--- RECORDS FOR THE TASK ---

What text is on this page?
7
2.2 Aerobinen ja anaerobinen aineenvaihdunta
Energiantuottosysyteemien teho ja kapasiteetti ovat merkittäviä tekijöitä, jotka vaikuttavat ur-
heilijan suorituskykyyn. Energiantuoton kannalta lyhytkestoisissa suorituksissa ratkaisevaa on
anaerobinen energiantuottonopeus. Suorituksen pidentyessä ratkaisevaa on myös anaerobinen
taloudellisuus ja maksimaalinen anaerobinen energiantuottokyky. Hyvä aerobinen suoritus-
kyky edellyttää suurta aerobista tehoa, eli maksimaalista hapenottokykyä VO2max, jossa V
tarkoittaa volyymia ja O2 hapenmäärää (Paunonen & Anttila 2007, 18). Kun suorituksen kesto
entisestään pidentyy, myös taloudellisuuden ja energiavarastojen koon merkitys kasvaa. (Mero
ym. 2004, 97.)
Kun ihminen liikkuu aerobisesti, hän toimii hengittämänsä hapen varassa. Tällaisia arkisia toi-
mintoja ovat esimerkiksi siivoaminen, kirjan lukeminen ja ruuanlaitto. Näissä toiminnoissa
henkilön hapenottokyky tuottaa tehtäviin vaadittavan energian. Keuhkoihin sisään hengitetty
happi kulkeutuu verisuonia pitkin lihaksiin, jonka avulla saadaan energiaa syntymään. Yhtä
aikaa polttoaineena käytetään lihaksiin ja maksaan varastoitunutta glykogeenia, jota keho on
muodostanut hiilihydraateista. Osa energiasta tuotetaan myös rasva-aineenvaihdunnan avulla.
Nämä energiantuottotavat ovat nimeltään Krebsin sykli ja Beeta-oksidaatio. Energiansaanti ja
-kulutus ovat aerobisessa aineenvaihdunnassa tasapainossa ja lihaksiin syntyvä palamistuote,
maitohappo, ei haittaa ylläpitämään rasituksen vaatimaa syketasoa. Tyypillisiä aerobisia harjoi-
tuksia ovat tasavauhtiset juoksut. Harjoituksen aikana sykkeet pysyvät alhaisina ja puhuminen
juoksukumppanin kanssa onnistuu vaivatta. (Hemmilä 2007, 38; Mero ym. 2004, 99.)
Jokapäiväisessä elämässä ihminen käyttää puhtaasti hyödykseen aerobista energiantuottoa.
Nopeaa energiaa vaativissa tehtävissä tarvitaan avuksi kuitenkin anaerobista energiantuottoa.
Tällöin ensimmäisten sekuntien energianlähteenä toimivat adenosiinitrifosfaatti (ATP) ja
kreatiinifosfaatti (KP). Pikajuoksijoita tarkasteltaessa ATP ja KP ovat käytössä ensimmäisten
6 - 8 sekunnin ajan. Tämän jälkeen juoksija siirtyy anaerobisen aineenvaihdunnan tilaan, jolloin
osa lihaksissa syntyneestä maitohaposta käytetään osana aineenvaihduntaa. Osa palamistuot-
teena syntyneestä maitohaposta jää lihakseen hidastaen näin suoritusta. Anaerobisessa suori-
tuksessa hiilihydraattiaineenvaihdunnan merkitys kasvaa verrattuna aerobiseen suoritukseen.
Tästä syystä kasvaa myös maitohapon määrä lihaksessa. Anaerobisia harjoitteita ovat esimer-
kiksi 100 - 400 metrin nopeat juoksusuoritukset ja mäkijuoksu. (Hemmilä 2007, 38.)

---

__SHORT TASK__:
How many of the lines above contain the string "myös"? Give the number only.

__REPLY__:
4